> **Provided material**:
* Begin *

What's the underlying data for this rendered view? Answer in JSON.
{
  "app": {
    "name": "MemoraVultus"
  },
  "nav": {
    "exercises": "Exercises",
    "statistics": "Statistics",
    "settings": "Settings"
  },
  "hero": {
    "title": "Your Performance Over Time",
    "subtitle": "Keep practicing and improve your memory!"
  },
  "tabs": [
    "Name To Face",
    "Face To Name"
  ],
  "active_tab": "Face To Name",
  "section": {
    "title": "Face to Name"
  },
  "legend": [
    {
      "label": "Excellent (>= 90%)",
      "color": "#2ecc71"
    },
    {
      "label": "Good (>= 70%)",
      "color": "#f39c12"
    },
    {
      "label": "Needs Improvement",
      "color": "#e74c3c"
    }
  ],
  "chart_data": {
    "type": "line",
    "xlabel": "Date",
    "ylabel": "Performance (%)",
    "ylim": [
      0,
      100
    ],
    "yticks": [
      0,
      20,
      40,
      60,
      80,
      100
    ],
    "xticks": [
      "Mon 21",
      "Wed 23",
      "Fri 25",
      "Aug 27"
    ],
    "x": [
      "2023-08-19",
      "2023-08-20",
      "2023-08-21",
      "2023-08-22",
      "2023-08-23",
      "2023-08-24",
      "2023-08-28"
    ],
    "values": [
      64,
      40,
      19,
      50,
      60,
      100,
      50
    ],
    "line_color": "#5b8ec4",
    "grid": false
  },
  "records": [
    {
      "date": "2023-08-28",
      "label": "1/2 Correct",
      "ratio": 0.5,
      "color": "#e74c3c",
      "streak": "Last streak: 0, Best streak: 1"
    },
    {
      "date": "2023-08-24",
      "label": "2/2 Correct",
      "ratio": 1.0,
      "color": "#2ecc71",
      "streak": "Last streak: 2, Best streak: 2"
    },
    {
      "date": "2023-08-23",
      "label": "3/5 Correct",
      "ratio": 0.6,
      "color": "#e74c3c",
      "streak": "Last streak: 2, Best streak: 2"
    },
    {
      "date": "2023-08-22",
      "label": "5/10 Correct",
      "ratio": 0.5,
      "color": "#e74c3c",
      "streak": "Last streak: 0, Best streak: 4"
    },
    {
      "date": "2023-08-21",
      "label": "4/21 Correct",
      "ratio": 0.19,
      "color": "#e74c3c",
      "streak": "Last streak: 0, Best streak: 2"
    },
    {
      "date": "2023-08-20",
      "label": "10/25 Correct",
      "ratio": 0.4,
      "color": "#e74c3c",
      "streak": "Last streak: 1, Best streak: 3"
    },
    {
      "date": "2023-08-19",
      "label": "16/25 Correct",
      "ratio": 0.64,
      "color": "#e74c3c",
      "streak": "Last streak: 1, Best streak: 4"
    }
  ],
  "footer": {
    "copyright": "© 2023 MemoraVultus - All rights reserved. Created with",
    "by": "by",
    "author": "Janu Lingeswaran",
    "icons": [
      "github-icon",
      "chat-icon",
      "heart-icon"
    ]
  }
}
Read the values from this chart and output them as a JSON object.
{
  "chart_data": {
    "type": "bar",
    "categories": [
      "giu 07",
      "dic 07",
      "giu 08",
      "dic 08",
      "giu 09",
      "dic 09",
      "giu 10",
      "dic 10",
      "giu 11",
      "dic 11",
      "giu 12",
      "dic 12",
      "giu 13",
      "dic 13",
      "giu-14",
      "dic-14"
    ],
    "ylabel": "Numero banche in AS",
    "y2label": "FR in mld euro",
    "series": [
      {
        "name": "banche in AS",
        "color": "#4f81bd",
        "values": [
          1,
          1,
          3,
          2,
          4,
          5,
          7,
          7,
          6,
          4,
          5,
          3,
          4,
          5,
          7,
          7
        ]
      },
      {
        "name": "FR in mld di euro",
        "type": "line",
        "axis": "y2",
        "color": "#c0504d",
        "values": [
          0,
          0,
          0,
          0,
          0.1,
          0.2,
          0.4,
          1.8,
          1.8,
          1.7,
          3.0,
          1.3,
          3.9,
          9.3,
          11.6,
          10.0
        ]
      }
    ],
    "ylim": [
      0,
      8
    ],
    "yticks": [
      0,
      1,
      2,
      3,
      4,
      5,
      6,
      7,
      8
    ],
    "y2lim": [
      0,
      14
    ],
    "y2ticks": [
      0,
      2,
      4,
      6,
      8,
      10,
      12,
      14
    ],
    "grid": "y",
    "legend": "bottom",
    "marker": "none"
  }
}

* End *

For the data above, state only how many lines include the word "Correct".

7